I was a 9-year-old tomboy with long legs, sun-blond hair down to the middle of my back -- pulled up in a ponytail and tucked under a baseball cap -- and the proud owner of a catcher's mitt and a fielder's glove.
Between two neighborhood teams in Butler, I was the only girl. Our ragtag South Hills neighborhood team -- including my younger brother, our pitcher -- played the Terrace neighborhood team from over the hill and down the road.
My brother was not a big kid but strong, which made up for him being small. He could pitch and crack solid hits. Several years later when Dad coached his Little League team, he pitched a no-hitter.
We played on the top of a hill that served as a border between the two neighborhoods -- ours being a city neighborhood and theirs in the country. We walked to school and they were bused.
From a nearby road all you could see were the trees. Just behind the tree line was a field of tall grass and prickly weeds. Walking through that field to get to our dirt diamond, my socks always got covered with stickers. On both teams, we'd all pack our lunches and play pickup games all summer long.

## DATASET CONTENT
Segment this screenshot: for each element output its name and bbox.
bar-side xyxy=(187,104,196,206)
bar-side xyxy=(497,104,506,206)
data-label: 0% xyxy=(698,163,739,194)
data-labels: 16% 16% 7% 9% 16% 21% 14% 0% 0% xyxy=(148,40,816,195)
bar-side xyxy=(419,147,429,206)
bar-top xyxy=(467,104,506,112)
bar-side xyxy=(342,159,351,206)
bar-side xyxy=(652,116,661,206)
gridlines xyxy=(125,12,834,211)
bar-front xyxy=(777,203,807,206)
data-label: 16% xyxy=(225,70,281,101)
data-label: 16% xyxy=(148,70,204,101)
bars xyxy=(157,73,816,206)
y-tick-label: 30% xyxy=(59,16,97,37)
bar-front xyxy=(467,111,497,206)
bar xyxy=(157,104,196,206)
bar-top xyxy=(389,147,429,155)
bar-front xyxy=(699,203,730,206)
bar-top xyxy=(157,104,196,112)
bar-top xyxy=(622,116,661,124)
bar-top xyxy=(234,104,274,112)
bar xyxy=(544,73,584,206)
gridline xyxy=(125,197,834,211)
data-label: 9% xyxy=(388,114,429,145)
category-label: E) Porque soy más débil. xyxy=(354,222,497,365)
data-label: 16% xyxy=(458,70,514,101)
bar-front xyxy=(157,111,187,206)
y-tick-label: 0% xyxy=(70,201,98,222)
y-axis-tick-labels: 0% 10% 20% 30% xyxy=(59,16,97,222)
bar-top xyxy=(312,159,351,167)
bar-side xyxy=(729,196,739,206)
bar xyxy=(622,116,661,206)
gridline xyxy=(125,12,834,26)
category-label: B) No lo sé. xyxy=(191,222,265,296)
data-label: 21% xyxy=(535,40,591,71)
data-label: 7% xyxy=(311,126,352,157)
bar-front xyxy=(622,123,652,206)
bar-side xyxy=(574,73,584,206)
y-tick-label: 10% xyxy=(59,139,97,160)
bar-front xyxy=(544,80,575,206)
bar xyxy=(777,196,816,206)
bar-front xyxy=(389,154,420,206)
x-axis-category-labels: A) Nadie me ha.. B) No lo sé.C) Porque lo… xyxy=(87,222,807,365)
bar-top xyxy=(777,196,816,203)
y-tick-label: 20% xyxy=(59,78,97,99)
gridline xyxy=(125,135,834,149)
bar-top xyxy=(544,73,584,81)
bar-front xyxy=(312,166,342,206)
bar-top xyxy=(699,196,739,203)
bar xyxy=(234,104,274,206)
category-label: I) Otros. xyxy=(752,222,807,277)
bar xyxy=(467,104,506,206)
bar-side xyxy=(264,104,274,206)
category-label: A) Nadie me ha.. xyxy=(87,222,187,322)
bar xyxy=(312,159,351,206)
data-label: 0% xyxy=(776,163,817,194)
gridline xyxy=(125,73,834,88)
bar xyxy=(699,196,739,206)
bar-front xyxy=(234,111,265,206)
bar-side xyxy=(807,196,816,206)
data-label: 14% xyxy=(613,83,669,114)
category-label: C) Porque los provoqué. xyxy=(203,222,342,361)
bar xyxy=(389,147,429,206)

## EXERCISE INSTRUCTIONS
[1] Answer these questions using the text about neighborhood baseball:
(a) What position did the younger brother play on the South Hills team?
(b) How did the children from the Terrace neighborhood get to school?
(c) What got covered with stickers on the walk through the field to the dirt diamond?
[2] Duplicate the lines of the neighborhood-baseball text from "Between two neighborhood" to "they were bused.".

## REPLIES
[1]
(a) Pitcher.
(b) They were bused.
(c) The narrator's socks.

[2]
Between two neighborhood teams in Butler, I was the only girl. Our ragtag South Hills neighborhood team -- including my younger brother, our pitcher -- played the Terrace neighborhood team from over the hill and down the road.
My brother was not a big kid but strong, which made up for him being small. He could pitch and crack solid hits. Several years later when Dad coached his Little League team, he pitched a no-hitter.
We played on the top of a hill that served as a border between the two neighborhoods -- ours being a city neighborhood and theirs in the country. We walked to school and they were bused.